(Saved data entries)
---
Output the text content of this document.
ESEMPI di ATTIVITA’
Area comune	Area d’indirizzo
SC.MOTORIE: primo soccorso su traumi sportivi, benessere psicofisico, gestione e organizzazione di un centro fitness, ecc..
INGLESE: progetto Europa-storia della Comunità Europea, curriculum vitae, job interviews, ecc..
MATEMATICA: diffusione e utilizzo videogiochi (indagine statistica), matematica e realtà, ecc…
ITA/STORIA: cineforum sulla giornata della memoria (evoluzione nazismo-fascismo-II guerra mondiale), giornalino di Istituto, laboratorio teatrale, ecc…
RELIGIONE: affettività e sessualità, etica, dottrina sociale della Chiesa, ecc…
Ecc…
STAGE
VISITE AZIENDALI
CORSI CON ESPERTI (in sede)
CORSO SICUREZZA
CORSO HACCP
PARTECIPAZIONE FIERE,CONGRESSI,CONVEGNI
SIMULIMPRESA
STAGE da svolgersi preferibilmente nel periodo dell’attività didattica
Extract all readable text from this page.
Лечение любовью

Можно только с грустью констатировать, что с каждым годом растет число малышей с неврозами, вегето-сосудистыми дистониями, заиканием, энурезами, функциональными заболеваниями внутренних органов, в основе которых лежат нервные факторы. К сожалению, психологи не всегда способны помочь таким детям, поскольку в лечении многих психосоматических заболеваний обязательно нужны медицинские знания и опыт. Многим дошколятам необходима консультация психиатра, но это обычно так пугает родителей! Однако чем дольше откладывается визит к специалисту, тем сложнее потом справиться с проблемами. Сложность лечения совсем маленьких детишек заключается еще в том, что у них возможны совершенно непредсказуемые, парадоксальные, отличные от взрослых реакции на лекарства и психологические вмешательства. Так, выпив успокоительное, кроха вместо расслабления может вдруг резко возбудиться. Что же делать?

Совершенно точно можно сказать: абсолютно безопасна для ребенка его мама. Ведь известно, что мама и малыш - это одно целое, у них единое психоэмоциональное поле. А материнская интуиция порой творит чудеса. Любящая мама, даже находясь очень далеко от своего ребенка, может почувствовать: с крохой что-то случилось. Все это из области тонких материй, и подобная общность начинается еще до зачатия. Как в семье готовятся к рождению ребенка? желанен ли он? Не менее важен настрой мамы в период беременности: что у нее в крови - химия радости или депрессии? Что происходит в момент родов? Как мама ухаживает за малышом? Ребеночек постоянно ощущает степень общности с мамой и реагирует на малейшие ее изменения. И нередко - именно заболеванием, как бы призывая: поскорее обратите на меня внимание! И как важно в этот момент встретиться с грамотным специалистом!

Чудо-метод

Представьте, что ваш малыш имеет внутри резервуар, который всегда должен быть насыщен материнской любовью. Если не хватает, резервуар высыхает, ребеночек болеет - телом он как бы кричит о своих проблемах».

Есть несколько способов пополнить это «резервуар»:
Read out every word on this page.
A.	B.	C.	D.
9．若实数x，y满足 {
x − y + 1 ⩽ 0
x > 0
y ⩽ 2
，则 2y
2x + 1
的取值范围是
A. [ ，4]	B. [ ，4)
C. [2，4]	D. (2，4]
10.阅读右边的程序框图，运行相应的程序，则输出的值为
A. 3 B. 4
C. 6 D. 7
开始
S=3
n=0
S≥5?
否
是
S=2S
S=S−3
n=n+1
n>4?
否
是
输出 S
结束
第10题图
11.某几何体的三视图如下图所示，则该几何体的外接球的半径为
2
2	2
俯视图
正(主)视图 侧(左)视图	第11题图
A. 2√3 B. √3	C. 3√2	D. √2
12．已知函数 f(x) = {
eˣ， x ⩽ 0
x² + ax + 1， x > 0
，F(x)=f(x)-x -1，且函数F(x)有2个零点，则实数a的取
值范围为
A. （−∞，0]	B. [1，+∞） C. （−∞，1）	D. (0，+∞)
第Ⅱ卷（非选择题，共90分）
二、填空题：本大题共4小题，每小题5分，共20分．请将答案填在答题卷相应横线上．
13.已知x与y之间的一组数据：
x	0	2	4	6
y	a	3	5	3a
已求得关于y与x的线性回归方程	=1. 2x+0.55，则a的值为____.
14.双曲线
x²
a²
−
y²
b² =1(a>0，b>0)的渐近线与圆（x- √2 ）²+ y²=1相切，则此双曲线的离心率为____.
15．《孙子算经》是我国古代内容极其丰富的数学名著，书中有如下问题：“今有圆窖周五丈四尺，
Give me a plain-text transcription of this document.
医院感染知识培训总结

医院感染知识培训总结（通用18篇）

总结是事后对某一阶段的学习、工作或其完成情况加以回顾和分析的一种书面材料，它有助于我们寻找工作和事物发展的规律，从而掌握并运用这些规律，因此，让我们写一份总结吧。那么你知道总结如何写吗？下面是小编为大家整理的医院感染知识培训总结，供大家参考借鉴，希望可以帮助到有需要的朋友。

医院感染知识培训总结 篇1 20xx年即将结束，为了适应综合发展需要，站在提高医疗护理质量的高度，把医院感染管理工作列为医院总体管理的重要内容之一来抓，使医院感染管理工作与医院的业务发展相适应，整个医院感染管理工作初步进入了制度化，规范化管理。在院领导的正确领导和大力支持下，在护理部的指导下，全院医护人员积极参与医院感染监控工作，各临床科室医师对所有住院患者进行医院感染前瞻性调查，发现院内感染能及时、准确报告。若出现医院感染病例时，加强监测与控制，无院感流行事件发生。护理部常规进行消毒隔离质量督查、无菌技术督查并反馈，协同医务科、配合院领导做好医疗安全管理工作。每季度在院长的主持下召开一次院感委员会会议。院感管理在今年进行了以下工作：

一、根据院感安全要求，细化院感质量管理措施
---
## Prompt
Lines containing "document" are to be counted. State the total and add nothing.

## The solution
2